- **THE PROBLEM**
Copy the lines holding the word "label", all of them.

--- start MATERIAL SHOWN ---

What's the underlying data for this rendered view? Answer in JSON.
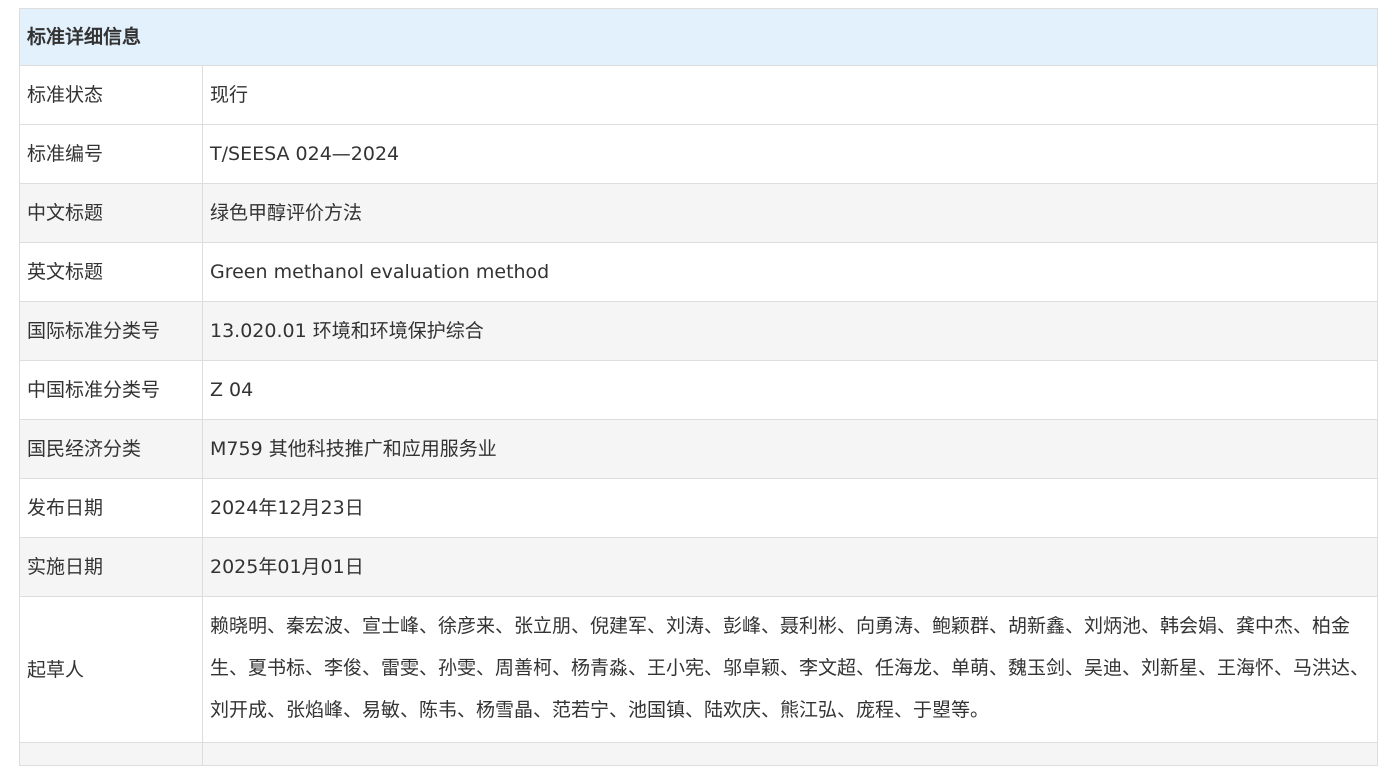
{
  "title": "标准详细信息",
  "rows": [
    {
      "label": "标准状态",
      "value": "现行"
    },
    {
      "label": "标准编号",
      "value": "T/SEESA 024—2024"
    },
    {
      "label": "中文标题",
      "value": "绿色甲醇评价方法"
    },
    {
      "label": "英文标题",
      "value": "Green methanol evaluation method"
    },
    {
      "label": "国际标准分类号",
      "value": "13.020.01 环境和环境保护综合"
    },
    {
      "label": "中国标准分类号",
      "value": "Z 04"
    },
    {
      "label": "国民经济分类",
      "value": "M759 其他科技推广和应用服务业"
    },
    {
      "label": "发布日期",
      "value": "2024年12月23日"
    },
    {
      "label": "实施日期",
      "value": "2025年01月01日"
    },
    {
      "label": "起草人",
      "value": "赖晓明、秦宏波、宣士峰、徐彦来、张立朋、倪建军、刘涛、彭峰、聂利彬、向勇涛、鲍颖群、胡新鑫、刘炳池、韩会娟、龚中杰、柏金生、夏书标、李俊、雷雯、孙雯、周善柯、杨青淼、王小宪、邬卓颖、李文超、任海龙、单萌、魏玉剑、吴迪、刘新星、王海怀、马洪达、刘开成、张焰峰、易敏、陈韦、杨雪晶、范若宁、池国镇、陆欢庆、熊江弘、庞程、于曌等。"
    }
  ]
}
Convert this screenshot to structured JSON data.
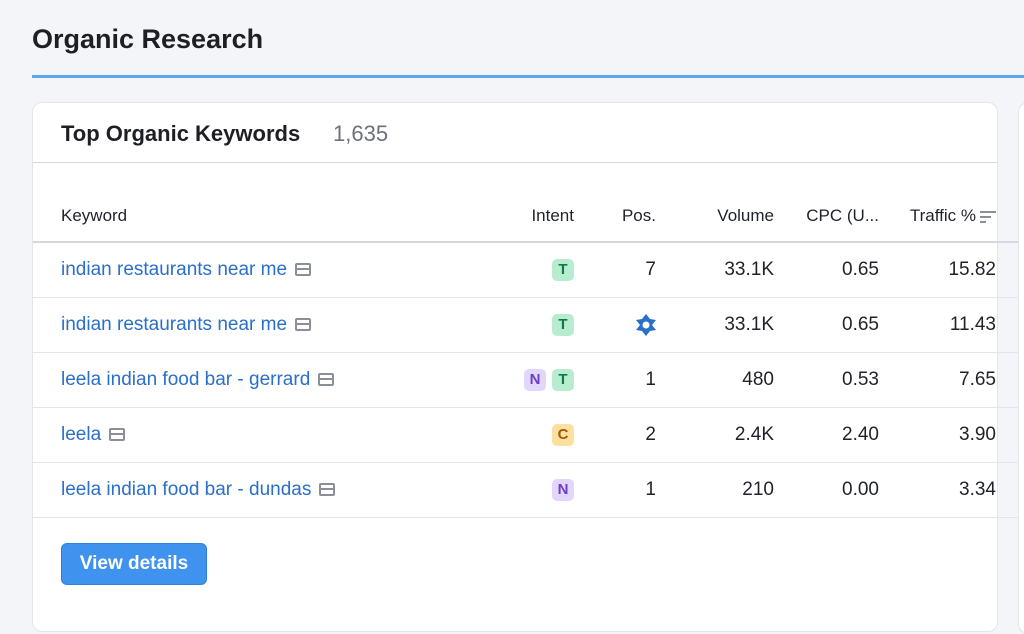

--- end MATERIAL SHOWN ---

- **SOLUTION TO THE EXERCISE**
      "label": "标准状态",
      "label": "标准编号",
      "label": "中文标题",
      "label": "英文标题",
      "label": "国际标准分类号",
      "label": "中国标准分类号",
      "label": "国民经济分类",
      "label": "发布日期",
      "label": "实施日期",
      "label": "起草人",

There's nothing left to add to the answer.